_Objective:_ Lift every line from the entries that includes the word "xlabel".

======== Given data

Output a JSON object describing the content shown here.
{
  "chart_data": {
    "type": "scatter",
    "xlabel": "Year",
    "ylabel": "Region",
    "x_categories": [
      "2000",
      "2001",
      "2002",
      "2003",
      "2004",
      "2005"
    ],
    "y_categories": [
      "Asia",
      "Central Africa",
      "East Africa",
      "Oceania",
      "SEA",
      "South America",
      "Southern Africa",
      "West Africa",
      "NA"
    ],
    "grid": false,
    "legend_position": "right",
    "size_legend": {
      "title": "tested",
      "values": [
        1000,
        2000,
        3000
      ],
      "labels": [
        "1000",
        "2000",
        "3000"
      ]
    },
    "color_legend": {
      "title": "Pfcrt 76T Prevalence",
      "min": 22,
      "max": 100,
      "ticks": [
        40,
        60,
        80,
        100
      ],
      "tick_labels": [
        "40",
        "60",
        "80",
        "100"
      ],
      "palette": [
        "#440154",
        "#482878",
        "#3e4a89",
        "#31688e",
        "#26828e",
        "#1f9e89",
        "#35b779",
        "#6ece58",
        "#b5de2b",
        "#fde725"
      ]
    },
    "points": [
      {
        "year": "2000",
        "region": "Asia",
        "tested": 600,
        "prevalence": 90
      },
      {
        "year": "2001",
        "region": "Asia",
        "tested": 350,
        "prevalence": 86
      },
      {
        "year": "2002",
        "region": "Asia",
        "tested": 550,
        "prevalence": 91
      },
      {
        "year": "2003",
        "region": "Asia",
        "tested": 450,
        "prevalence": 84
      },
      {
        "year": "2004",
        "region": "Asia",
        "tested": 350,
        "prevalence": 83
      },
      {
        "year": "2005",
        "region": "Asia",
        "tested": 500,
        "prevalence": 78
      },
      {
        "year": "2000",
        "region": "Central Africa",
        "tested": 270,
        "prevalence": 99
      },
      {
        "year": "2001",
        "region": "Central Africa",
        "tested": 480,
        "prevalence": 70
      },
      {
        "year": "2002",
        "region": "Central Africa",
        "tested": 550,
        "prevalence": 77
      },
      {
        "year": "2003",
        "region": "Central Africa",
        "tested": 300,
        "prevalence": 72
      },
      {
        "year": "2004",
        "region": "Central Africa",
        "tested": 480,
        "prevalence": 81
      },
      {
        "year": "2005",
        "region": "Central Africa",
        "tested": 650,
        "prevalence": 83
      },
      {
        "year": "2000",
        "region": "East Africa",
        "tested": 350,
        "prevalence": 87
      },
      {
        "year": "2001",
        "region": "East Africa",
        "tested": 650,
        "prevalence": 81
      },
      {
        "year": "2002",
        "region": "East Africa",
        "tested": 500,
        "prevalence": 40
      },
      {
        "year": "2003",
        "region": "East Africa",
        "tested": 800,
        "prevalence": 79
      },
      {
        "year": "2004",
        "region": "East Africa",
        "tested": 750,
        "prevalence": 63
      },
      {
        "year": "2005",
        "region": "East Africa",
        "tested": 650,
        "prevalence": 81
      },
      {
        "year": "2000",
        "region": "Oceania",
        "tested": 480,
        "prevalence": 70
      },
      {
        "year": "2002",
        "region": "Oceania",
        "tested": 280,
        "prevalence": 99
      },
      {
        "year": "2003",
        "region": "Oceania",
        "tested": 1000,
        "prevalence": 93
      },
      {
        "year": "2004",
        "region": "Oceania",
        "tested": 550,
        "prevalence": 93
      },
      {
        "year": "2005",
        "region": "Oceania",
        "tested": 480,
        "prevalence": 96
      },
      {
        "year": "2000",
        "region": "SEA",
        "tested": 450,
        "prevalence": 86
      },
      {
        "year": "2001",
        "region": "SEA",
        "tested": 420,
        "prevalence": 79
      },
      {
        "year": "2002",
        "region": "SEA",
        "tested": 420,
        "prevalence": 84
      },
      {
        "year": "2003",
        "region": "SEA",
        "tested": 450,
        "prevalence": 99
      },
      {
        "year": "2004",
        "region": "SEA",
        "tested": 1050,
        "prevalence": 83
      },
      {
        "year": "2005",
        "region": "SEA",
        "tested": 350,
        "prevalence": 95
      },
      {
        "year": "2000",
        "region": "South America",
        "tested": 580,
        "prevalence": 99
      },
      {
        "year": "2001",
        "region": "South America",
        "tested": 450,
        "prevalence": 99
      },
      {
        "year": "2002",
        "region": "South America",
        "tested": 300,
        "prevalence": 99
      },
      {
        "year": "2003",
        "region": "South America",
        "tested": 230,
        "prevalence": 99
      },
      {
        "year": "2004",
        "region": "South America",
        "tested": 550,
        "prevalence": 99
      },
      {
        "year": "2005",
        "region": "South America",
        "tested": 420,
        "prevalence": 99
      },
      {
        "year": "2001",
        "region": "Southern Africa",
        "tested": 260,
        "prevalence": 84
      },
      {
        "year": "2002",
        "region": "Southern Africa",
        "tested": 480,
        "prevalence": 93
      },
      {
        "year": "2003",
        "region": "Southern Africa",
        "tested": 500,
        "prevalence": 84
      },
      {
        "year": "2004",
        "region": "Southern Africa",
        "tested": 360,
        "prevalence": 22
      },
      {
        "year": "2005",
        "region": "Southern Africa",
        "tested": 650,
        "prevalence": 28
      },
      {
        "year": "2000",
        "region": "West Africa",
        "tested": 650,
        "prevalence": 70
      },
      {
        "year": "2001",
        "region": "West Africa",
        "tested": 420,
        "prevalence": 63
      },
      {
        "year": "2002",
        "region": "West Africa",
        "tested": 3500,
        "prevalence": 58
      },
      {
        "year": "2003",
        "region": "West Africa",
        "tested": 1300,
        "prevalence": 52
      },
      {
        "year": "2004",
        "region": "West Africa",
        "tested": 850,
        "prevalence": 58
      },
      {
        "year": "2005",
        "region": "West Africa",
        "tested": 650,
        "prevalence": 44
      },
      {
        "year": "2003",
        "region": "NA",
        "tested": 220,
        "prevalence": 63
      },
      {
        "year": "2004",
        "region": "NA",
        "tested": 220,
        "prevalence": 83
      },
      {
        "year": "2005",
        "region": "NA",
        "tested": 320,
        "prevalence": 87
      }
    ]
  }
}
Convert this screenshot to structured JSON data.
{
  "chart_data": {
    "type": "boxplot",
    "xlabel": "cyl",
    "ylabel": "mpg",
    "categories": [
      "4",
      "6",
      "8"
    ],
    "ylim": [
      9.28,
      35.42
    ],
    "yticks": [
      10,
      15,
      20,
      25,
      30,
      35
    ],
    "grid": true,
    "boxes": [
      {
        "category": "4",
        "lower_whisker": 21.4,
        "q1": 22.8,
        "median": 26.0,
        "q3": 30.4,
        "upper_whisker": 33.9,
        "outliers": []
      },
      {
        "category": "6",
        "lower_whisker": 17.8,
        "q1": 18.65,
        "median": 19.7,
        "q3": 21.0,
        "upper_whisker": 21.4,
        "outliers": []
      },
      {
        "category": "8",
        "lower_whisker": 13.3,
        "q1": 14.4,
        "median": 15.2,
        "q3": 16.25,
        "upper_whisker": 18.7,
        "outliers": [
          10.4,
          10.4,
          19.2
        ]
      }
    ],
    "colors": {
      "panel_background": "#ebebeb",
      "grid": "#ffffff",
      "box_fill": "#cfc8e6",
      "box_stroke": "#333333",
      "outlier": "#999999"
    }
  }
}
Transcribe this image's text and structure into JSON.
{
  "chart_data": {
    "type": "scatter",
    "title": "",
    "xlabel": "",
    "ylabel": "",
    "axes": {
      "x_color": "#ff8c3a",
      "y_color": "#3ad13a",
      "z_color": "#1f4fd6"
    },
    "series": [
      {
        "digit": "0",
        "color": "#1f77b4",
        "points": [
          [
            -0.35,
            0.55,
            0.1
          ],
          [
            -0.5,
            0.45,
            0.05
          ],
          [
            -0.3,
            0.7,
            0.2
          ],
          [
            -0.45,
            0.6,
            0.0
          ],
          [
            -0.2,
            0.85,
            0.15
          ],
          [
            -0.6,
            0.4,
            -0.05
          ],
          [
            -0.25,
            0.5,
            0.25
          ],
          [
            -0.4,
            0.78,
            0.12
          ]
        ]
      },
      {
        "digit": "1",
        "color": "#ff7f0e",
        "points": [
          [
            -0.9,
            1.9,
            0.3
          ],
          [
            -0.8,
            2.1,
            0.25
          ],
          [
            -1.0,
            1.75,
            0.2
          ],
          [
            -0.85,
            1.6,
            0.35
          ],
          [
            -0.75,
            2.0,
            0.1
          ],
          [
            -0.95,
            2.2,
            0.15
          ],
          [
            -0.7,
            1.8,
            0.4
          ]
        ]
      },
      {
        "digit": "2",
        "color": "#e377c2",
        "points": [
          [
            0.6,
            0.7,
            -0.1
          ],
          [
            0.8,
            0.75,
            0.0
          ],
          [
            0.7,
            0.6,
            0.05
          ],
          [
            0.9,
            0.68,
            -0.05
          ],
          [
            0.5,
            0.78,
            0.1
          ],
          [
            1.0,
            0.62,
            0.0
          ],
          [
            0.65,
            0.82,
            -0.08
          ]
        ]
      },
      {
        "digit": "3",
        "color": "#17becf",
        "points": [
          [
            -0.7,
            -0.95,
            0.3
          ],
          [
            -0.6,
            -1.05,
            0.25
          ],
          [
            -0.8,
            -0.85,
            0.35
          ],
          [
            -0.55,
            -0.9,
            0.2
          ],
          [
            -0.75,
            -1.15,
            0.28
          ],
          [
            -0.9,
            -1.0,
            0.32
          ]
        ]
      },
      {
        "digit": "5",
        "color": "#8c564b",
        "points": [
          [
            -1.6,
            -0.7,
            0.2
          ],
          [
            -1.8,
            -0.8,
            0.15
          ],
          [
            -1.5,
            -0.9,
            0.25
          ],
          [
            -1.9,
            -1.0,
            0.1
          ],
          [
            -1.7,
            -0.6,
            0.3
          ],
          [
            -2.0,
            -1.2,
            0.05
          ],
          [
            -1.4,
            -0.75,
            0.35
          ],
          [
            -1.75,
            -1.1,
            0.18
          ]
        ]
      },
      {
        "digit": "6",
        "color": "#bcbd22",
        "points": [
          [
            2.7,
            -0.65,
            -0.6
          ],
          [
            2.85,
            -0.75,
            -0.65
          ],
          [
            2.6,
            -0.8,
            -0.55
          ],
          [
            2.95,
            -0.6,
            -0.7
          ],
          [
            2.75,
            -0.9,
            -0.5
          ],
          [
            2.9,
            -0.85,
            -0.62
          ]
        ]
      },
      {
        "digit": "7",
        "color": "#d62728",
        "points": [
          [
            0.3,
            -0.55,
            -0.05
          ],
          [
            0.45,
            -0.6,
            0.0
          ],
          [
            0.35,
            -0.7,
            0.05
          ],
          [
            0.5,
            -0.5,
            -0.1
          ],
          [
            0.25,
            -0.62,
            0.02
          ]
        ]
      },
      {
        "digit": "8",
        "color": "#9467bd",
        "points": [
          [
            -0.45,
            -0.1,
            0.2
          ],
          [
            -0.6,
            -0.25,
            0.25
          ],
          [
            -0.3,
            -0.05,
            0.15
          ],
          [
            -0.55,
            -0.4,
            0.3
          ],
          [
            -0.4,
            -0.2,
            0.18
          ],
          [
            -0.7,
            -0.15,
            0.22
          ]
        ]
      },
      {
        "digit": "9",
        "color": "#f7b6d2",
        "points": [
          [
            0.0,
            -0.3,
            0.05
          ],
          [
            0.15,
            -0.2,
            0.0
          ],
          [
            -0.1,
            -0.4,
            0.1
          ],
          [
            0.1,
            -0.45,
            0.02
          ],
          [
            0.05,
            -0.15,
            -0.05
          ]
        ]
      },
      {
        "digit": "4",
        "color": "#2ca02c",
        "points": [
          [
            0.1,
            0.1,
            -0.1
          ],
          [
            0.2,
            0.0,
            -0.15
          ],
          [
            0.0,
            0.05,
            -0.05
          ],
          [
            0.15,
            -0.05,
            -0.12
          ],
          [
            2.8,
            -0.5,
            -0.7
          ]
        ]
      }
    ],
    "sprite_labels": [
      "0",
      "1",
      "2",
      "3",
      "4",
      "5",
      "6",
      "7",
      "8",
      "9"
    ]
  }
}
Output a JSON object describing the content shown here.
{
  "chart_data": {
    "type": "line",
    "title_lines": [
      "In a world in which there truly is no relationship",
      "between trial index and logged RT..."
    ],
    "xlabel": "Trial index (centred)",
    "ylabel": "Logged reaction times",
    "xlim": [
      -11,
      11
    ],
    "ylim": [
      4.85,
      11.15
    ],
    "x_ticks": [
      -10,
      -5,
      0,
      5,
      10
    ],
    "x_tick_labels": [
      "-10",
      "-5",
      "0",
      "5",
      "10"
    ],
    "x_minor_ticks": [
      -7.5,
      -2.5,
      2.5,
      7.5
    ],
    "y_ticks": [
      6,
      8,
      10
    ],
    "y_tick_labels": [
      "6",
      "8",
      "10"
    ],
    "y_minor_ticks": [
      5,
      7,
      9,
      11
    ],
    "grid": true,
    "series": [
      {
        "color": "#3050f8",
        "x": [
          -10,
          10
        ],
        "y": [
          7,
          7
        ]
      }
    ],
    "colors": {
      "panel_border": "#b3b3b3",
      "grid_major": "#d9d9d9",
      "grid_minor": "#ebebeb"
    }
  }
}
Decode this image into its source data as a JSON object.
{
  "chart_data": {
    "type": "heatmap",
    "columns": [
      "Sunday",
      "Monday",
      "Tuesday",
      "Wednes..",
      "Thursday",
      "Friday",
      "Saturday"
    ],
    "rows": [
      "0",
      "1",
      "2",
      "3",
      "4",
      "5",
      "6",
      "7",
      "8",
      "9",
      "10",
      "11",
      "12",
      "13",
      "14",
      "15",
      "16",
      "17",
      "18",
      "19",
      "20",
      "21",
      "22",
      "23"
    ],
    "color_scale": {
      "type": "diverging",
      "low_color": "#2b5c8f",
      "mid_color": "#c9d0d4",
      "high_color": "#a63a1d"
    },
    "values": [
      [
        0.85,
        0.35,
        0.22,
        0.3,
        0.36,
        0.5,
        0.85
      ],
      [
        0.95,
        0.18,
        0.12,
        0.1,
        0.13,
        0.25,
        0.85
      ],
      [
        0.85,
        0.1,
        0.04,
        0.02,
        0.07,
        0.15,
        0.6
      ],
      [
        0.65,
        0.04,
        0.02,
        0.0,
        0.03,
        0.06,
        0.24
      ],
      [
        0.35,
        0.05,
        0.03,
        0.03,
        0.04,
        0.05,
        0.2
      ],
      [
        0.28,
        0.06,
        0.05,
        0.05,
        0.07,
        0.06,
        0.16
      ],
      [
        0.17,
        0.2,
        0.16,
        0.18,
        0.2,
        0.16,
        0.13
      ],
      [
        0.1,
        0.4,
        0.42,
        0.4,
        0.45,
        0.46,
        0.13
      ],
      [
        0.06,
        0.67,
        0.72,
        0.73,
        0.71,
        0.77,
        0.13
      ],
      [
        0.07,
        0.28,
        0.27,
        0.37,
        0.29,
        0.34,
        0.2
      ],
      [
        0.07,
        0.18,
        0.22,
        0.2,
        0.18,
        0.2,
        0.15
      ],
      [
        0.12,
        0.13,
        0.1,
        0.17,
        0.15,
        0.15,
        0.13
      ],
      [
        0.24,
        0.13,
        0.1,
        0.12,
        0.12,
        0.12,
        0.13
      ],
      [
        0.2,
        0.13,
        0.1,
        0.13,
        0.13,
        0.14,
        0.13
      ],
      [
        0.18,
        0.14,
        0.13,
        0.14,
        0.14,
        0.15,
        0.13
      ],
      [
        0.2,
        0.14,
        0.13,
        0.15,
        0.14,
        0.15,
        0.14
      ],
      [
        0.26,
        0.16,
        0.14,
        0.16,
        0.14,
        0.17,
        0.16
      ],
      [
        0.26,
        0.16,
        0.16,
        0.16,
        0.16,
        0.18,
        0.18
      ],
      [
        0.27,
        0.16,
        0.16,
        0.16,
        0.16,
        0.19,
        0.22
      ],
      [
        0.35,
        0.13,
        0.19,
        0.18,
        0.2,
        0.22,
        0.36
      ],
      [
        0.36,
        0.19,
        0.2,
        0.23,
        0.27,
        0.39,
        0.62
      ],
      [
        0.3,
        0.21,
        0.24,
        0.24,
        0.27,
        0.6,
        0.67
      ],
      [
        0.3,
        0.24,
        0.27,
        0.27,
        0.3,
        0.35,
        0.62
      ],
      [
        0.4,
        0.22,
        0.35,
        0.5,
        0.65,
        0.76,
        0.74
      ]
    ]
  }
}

================

_Written solution:_
    "xlabel": "Year",
    "xlabel": "cyl",
    "xlabel": "",
    "xlabel": "Trial index (centred)",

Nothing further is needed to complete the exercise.